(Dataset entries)
'''
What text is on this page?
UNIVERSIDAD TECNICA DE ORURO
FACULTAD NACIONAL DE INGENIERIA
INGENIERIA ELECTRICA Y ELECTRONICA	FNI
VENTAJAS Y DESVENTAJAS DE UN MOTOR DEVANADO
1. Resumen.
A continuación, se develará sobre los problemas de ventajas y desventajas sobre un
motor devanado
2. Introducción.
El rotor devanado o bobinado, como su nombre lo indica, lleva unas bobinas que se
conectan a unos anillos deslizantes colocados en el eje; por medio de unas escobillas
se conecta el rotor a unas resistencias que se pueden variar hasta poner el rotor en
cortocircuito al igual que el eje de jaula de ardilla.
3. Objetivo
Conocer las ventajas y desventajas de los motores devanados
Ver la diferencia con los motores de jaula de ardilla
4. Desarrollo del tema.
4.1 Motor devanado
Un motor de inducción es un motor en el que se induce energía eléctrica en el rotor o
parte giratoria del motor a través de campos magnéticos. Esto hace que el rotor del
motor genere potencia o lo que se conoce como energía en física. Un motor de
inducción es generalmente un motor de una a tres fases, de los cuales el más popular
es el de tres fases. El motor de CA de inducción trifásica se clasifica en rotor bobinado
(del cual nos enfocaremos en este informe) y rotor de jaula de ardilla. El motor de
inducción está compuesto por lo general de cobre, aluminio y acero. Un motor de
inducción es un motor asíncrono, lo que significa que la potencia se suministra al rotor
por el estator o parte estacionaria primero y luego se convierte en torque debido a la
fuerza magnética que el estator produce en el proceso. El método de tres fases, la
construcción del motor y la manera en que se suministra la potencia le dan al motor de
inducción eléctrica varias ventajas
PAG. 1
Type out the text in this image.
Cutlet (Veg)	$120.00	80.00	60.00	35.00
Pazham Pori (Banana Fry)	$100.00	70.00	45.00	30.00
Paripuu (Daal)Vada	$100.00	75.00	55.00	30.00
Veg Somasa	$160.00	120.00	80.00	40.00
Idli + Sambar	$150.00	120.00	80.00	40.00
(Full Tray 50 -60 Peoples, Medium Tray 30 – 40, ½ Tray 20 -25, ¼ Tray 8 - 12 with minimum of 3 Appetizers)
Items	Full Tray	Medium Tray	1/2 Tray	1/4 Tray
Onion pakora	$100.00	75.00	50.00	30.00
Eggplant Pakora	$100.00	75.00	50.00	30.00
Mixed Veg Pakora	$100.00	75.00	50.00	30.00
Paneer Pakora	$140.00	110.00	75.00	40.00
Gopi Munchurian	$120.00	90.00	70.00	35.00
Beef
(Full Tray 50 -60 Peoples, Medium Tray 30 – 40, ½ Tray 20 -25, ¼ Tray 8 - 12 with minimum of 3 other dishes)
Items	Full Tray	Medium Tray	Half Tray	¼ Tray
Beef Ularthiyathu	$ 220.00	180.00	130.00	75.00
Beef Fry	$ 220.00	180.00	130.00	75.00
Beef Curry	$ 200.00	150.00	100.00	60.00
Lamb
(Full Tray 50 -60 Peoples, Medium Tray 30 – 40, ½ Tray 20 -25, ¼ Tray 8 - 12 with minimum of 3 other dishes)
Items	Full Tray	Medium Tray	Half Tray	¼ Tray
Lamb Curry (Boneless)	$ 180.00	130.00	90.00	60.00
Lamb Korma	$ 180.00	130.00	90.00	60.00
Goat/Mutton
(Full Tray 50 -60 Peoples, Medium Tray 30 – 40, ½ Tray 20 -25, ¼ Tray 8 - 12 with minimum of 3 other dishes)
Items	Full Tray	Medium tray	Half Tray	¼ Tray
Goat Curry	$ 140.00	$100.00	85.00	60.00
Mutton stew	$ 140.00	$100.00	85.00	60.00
'''
Exercise description: Please output the entire listing exactly as it stands.

The result:
What text is on this page?
UNIVERSIDAD TECNICA DE ORURO
FACULTAD NACIONAL DE INGENIERIA
INGENIERIA ELECTRICA Y ELECTRONICA	FNI
VENTAJAS Y DESVENTAJAS DE UN MOTOR DEVANADO
1. Resumen.
A continuación, se develará sobre los problemas de ventajas y desventajas sobre un
motor devanado
2. Introducción.
El rotor devanado o bobinado, como su nombre lo indica, lleva unas bobinas que se
conectan a unos anillos deslizantes colocados en el eje; por medio de unas escobillas
se conecta el rotor a unas resistencias que se pueden variar hasta poner el rotor en
cortocircuito al igual que el eje de jaula de ardilla.
3. Objetivo
Conocer las ventajas y desventajas de los motores devanados
Ver la diferencia con los motores de jaula de ardilla
4. Desarrollo del tema.
4.1 Motor devanado
Un motor de inducción es un motor en el que se induce energía eléctrica en el rotor o
parte giratoria del motor a través de campos magnéticos. Esto hace que el rotor del
motor genere potencia o lo que se conoce como energía en física. Un motor de
inducción es generalmente un motor de una a tres fases, de los cuales el más popular
es el de tres fases. El motor de CA de inducción trifásica se clasifica en rotor bobinado
(del cual nos enfocaremos en este informe) y rotor de jaula de ardilla. El motor de
inducción está compuesto por lo general de cobre, aluminio y acero. Un motor de
inducción es un motor asíncrono, lo que significa que la potencia se suministra al rotor
por el estator o parte estacionaria primero y luego se convierte en torque debido a la
fuerza magnética que el estator produce en el proceso. El método de tres fases, la
construcción del motor y la manera en que se suministra la potencia le dan al motor de
inducción eléctrica varias ventajas
PAG. 1
Type out the text in this image.
Cutlet (Veg)	$120.00	80.00	60.00	35.00
Pazham Pori (Banana Fry)	$100.00	70.00	45.00	30.00
Paripuu (Daal)Vada	$100.00	75.00	55.00	30.00
Veg Somasa	$160.00	120.00	80.00	40.00
Idli + Sambar	$150.00	120.00	80.00	40.00
(Full Tray 50 -60 Peoples, Medium Tray 30 – 40, ½ Tray 20 -25, ¼ Tray 8 - 12 with minimum of 3 Appetizers)
Items	Full Tray	Medium Tray	1/2 Tray	1/4 Tray
Onion pakora	$100.00	75.00	50.00	30.00
Eggplant Pakora	$100.00	75.00	50.00	30.00
Mixed Veg Pakora	$100.00	75.00	50.00	30.00
Paneer Pakora	$140.00	110.00	75.00	40.00
Gopi Munchurian	$120.00	90.00	70.00	35.00
Beef
(Full Tray 50 -60 Peoples, Medium Tray 30 – 40, ½ Tray 20 -25, ¼ Tray 8 - 12 with minimum of 3 other dishes)
Items	Full Tray	Medium Tray	Half Tray	¼ Tray
Beef Ularthiyathu	$ 220.00	180.00	130.00	75.00
Beef Fry	$ 220.00	180.00	130.00	75.00
Beef Curry	$ 200.00	150.00	100.00	60.00
Lamb
(Full Tray 50 -60 Peoples, Medium Tray 30 – 40, ½ Tray 20 -25, ¼ Tray 8 - 12 with minimum of 3 other dishes)
Items	Full Tray	Medium Tray	Half Tray	¼ Tray
Lamb Curry (Boneless)	$ 180.00	130.00	90.00	60.00
Lamb Korma	$ 180.00	130.00	90.00	60.00
Goat/Mutton
(Full Tray 50 -60 Peoples, Medium Tray 30 – 40, ½ Tray 20 -25, ¼ Tray 8 - 12 with minimum of 3 other dishes)
Items	Full Tray	Medium tray	Half Tray	¼ Tray
Goat Curry	$ 140.00	$100.00	85.00	60.00
Mutton stew	$ 140.00	$100.00	85.00	60.00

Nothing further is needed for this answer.